[WHAT YOU ARE ASKED TO DO] If a line in the following entries contains the string "document", it counts toward the total; report only that total.

[SOURCE RECORDS]
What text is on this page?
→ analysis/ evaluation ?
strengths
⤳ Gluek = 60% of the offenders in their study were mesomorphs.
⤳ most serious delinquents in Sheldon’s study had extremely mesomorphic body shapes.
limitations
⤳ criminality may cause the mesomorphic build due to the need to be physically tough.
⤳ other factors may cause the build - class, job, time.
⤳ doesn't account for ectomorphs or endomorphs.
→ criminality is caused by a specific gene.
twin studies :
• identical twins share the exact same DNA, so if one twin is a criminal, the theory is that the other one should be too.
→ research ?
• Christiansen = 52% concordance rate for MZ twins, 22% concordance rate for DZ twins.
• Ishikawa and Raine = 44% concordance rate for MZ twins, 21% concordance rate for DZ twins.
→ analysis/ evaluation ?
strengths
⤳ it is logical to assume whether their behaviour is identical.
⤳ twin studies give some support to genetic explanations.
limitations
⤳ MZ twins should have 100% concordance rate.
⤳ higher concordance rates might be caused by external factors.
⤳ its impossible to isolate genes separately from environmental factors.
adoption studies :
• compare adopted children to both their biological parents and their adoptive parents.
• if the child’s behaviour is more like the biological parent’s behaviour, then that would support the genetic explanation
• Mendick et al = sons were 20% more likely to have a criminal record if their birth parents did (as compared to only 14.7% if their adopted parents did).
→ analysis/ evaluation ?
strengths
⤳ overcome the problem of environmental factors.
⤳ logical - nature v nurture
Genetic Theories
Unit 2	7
...
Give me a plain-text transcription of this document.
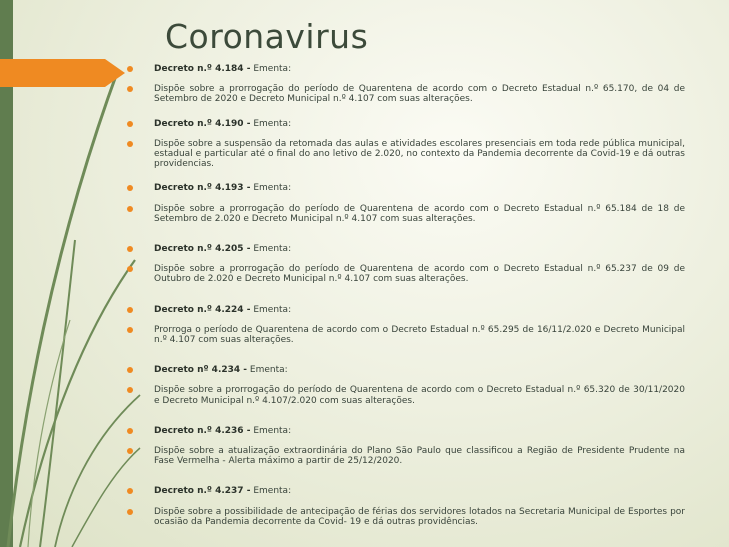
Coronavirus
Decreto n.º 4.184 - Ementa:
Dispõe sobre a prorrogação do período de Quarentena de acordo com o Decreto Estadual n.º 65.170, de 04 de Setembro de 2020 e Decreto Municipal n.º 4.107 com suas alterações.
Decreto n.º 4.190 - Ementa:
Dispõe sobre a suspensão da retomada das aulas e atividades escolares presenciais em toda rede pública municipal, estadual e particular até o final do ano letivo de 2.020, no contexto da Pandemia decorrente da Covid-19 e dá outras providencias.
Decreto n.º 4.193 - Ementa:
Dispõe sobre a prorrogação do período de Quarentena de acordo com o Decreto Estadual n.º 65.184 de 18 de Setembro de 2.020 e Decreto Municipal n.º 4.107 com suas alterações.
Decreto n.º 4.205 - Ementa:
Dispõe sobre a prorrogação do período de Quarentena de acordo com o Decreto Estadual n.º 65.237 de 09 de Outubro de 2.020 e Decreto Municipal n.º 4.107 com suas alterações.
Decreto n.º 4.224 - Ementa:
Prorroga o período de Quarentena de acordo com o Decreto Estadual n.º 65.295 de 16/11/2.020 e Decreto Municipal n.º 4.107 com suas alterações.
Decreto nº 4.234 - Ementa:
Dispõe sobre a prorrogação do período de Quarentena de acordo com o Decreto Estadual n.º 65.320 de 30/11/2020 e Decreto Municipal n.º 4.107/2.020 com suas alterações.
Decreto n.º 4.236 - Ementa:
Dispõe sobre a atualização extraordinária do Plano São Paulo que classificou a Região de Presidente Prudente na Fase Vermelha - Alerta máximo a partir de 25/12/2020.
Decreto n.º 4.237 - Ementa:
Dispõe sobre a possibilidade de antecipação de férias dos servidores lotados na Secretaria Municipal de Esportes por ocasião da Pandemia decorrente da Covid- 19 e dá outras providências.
--
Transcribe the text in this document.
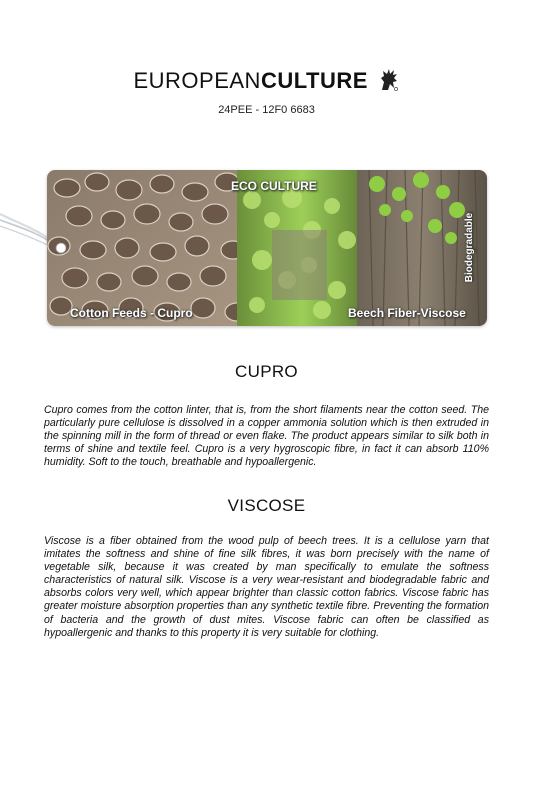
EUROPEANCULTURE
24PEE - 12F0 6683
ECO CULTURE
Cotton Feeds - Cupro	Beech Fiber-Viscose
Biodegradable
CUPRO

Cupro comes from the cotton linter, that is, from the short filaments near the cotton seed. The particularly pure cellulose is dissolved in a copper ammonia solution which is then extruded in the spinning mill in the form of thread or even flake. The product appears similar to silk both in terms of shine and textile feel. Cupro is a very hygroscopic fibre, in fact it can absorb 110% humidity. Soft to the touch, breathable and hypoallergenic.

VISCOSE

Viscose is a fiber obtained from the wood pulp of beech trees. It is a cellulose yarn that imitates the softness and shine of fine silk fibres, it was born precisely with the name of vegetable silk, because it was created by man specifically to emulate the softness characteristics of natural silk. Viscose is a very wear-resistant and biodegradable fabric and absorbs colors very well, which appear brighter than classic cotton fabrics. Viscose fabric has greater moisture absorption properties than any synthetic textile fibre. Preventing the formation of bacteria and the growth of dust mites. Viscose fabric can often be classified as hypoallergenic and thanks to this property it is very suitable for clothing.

[TASK OUTPUT] 2